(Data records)
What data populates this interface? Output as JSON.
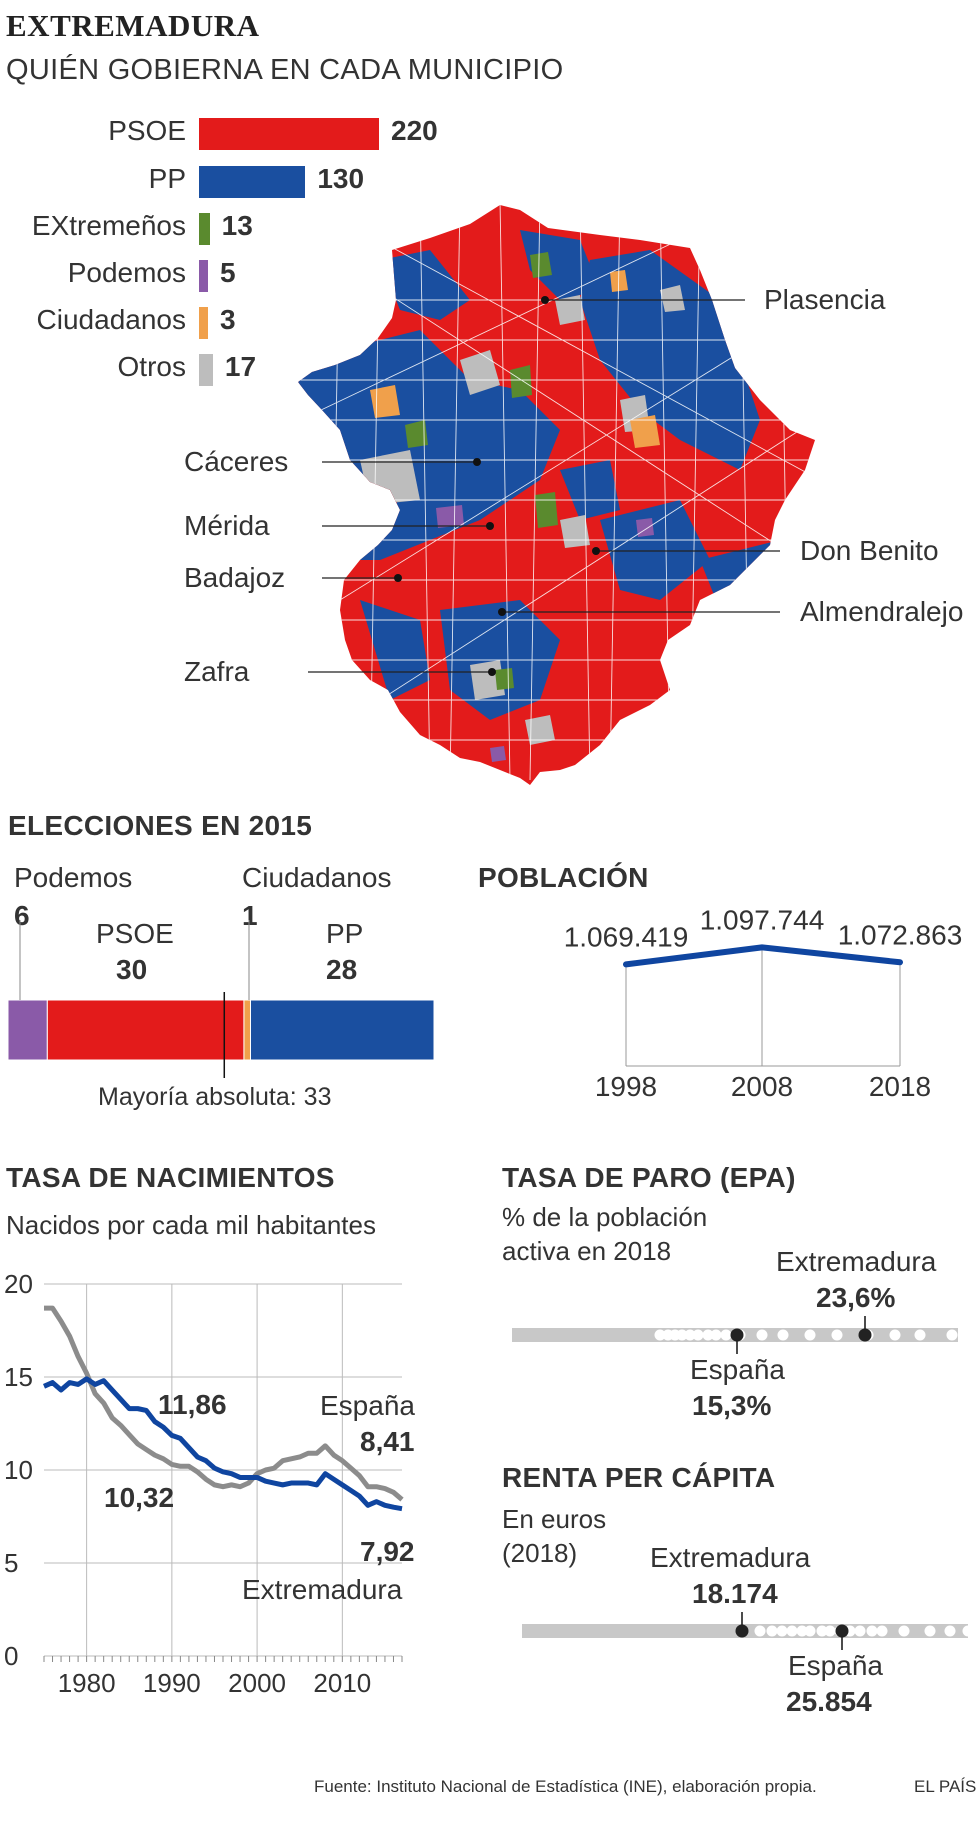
{
  "header": {
    "title": "EXTREMADURA",
    "subtitle": "QUIÉN GOBIERNA EN CADA MUNICIPIO"
  },
  "colors": {
    "psoe": "#e31b1b",
    "pp": "#1a4fa0",
    "extremenos": "#5a8a2e",
    "podemos": "#8a5aa8",
    "ciudadanos": "#f0a04b",
    "otros": "#bdbdbd",
    "espana_line": "#8c8c8c",
    "extremadura_line": "#0f45a0"
  },
  "map": {
    "cities": [
      "Plasencia",
      "Cáceres",
      "Mérida",
      "Badajoz",
      "Don Benito",
      "Almendralejo",
      "Zafra"
    ]
  },
  "chart_data": [
    {
      "type": "bar",
      "id": "municipios",
      "categories": [
        "PSOE",
        "PP",
        "EXtremeños",
        "Podemos",
        "Ciudadanos",
        "Otros"
      ],
      "values": [
        220,
        130,
        13,
        5,
        3,
        17
      ]
    },
    {
      "type": "bar",
      "id": "elecciones_2015",
      "title": "ELECCIONES EN 2015",
      "categories": [
        "Podemos",
        "PSOE",
        "Ciudadanos",
        "PP"
      ],
      "values": [
        6,
        30,
        1,
        28
      ],
      "annotation": "Mayoría absoluta: 33",
      "threshold": 33
    },
    {
      "type": "line",
      "id": "poblacion",
      "title": "POBLACIÓN",
      "x": [
        "1998",
        "2008",
        "2018"
      ],
      "values": [
        1069419,
        1097744,
        1072863
      ],
      "labels": [
        "1.069.419",
        "1.097.744",
        "1.072.863"
      ]
    },
    {
      "type": "line",
      "id": "nacimientos",
      "title": "TASA DE NACIMIENTOS",
      "subtitle": "Nacidos por cada mil habitantes",
      "xticks": [
        "1980",
        "1990",
        "2000",
        "2010"
      ],
      "yticks": [
        "0",
        "5",
        "10",
        "15",
        "20"
      ],
      "ylim": [
        0,
        20
      ],
      "xlim": [
        1975,
        2017
      ],
      "x": [
        1975,
        1976,
        1977,
        1978,
        1979,
        1980,
        1981,
        1982,
        1983,
        1984,
        1985,
        1986,
        1987,
        1988,
        1989,
        1990,
        1991,
        1992,
        1993,
        1994,
        1995,
        1996,
        1997,
        1998,
        1999,
        2000,
        2001,
        2002,
        2003,
        2004,
        2005,
        2006,
        2007,
        2008,
        2009,
        2010,
        2011,
        2012,
        2013,
        2014,
        2015,
        2016,
        2017
      ],
      "series": [
        {
          "name": "España",
          "values": [
            18.7,
            18.7,
            18.0,
            17.2,
            16.1,
            15.2,
            14.1,
            13.6,
            12.8,
            12.4,
            11.9,
            11.4,
            11.1,
            10.8,
            10.6,
            10.3,
            10.2,
            10.2,
            9.9,
            9.5,
            9.2,
            9.1,
            9.2,
            9.1,
            9.3,
            9.8,
            10.0,
            10.1,
            10.5,
            10.6,
            10.7,
            10.9,
            10.9,
            11.3,
            10.8,
            10.5,
            10.1,
            9.7,
            9.1,
            9.1,
            9.0,
            8.8,
            8.41
          ]
        },
        {
          "name": "Extremadura",
          "values": [
            14.5,
            14.7,
            14.3,
            14.7,
            14.6,
            14.9,
            14.6,
            14.8,
            14.3,
            13.8,
            13.3,
            13.3,
            13.2,
            12.6,
            12.3,
            11.86,
            11.7,
            11.2,
            10.7,
            10.5,
            10.1,
            9.9,
            9.8,
            9.6,
            9.6,
            9.6,
            9.4,
            9.3,
            9.2,
            9.3,
            9.3,
            9.3,
            9.2,
            9.8,
            9.5,
            9.2,
            8.9,
            8.6,
            8.1,
            8.3,
            8.1,
            8.0,
            7.92
          ]
        }
      ],
      "annotations": [
        "11,86",
        "10,32",
        "8,41",
        "7,92"
      ]
    },
    {
      "type": "scatter",
      "id": "paro",
      "title": "TASA DE PARO (EPA)",
      "subtitle": [
        "% de la población",
        "activa en 2018"
      ],
      "highlights": [
        {
          "name": "Extremadura",
          "value": 23.6,
          "label": "23,6%"
        },
        {
          "name": "España",
          "value": 15.3,
          "label": "15,3%"
        }
      ]
    },
    {
      "type": "scatter",
      "id": "renta",
      "title": "RENTA PER CÁPITA",
      "subtitle": [
        "En euros",
        "(2018)"
      ],
      "highlights": [
        {
          "name": "Extremadura",
          "value": 18174,
          "label": "18.174"
        },
        {
          "name": "España",
          "value": 25854,
          "label": "25.854"
        }
      ]
    }
  ],
  "footer": {
    "source": "Fuente: Instituto Nacional de Estadística (INE), elaboración propia.",
    "brand": "EL PAÍS"
  }
}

### Problem requirements
Copy the data exactly. Any picture it contains is to be omitted.

### Reply to the exercise
What data populates this interface? Output as JSON.
{
  "header": {
    "title": "EXTREMADURA",
    "subtitle": "QUIÉN GOBIERNA EN CADA MUNICIPIO"
  },
  "colors": {
    "psoe": "#e31b1b",
    "pp": "#1a4fa0",
    "extremenos": "#5a8a2e",
    "podemos": "#8a5aa8",
    "ciudadanos": "#f0a04b",
    "otros": "#bdbdbd",
    "espana_line": "#8c8c8c",
    "extremadura_line": "#0f45a0"
  },
  "map": {
    "cities": [
      "Plasencia",
      "Cáceres",
      "Mérida",
      "Badajoz",
      "Don Benito",
      "Almendralejo",
      "Zafra"
    ]
  },
  "chart_data": [
    {
      "type": "bar",
      "id": "municipios",
      "categories": [
        "PSOE",
        "PP",
        "EXtremeños",
        "Podemos",
        "Ciudadanos",
        "Otros"
      ],
      "values": [
        220,
        130,
        13,
        5,
        3,
        17
      ]
    },
    {
      "type": "bar",
      "id": "elecciones_2015",
      "title": "ELECCIONES EN 2015",
      "categories": [
        "Podemos",
        "PSOE",
        "Ciudadanos",
        "PP"
      ],
      "values": [
        6,
        30,
        1,
        28
      ],
      "annotation": "Mayoría absoluta: 33",
      "threshold": 33
    },
    {
      "type": "line",
      "id": "poblacion",
      "title": "POBLACIÓN",
      "x": [
        "1998",
        "2008",
        "2018"
      ],
      "values": [
        1069419,
        1097744,
        1072863
      ],
      "labels": [
        "1.069.419",
        "1.097.744",
        "1.072.863"
      ]
    },
    {
      "type": "line",
      "id": "nacimientos",
      "title": "TASA DE NACIMIENTOS",
      "subtitle": "Nacidos por cada mil habitantes",
      "xticks": [
        "1980",
        "1990",
        "2000",
        "2010"
      ],
      "yticks": [
        "0",
        "5",
        "10",
        "15",
        "20"
      ],
      "ylim": [
        0,
        20
      ],
      "xlim": [
        1975,
        2017
      ],
      "x": [
        1975,
        1976,
        1977,
        1978,
        1979,
        1980,
        1981,
        1982,
        1983,
        1984,
        1985,
        1986,
        1987,
        1988,
        1989,
        1990,
        1991,
        1992,
        1993,
        1994,
        1995,
        1996,
        1997,
        1998,
        1999,
        2000,
        2001,
        2002,
        2003,
        2004,
        2005,
        2006,
        2007,
        2008,
        2009,
        2010,
        2011,
        2012,
        2013,
        2014,
        2015,
        2016,
        2017
      ],
      "series": [
        {
          "name": "España",
          "values": [
            18.7,
            18.7,
            18.0,
            17.2,
            16.1,
            15.2,
            14.1,
            13.6,
            12.8,
            12.4,
            11.9,
            11.4,
            11.1,
            10.8,
            10.6,
            10.3,
            10.2,
            10.2,
            9.9,
            9.5,
            9.2,
            9.1,
            9.2,
            9.1,
            9.3,
            9.8,
            10.0,
            10.1,
            10.5,
            10.6,
            10.7,
            10.9,
            10.9,
            11.3,
            10.8,
            10.5,
            10.1,
            9.7,
            9.1,
            9.1,
            9.0,
            8.8,
            8.41
          ]
        },
        {
          "name": "Extremadura",
          "values": [
            14.5,
            14.7,
            14.3,
            14.7,
            14.6,
            14.9,
            14.6,
            14.8,
            14.3,
            13.8,
            13.3,
            13.3,
            13.2,
            12.6,
            12.3,
            11.86,
            11.7,
            11.2,
            10.7,
            10.5,
            10.1,
            9.9,
            9.8,
            9.6,
            9.6,
            9.6,
            9.4,
            9.3,
            9.2,
            9.3,
            9.3,
            9.3,
            9.2,
            9.8,
            9.5,
            9.2,
            8.9,
            8.6,
            8.1,
            8.3,
            8.1,
            8.0,
            7.92
          ]
        }
      ],
      "annotations": [
        "11,86",
        "10,32",
        "8,41",
        "7,92"
      ]
    },
    {
      "type": "scatter",
      "id": "paro",
      "title": "TASA DE PARO (EPA)",
      "subtitle": [
        "% de la población",
        "activa en 2018"
      ],
      "highlights": [
        {
          "name": "Extremadura",
          "value": 23.6,
          "label": "23,6%"
        },
        {
          "name": "España",
          "value": 15.3,
          "label": "15,3%"
        }
      ]
    },
    {
      "type": "scatter",
      "id": "renta",
      "title": "RENTA PER CÁPITA",
      "subtitle": [
        "En euros",
        "(2018)"
      ],
      "highlights": [
        {
          "name": "Extremadura",
          "value": 18174,
          "label": "18.174"
        },
        {
          "name": "España",
          "value": 25854,
          "label": "25.854"
        }
      ]
    }
  ],
  "footer": {
    "source": "Fuente: Instituto Nacional de Estadística (INE), elaboración propia.",
    "brand": "EL PAÍS"
  }
}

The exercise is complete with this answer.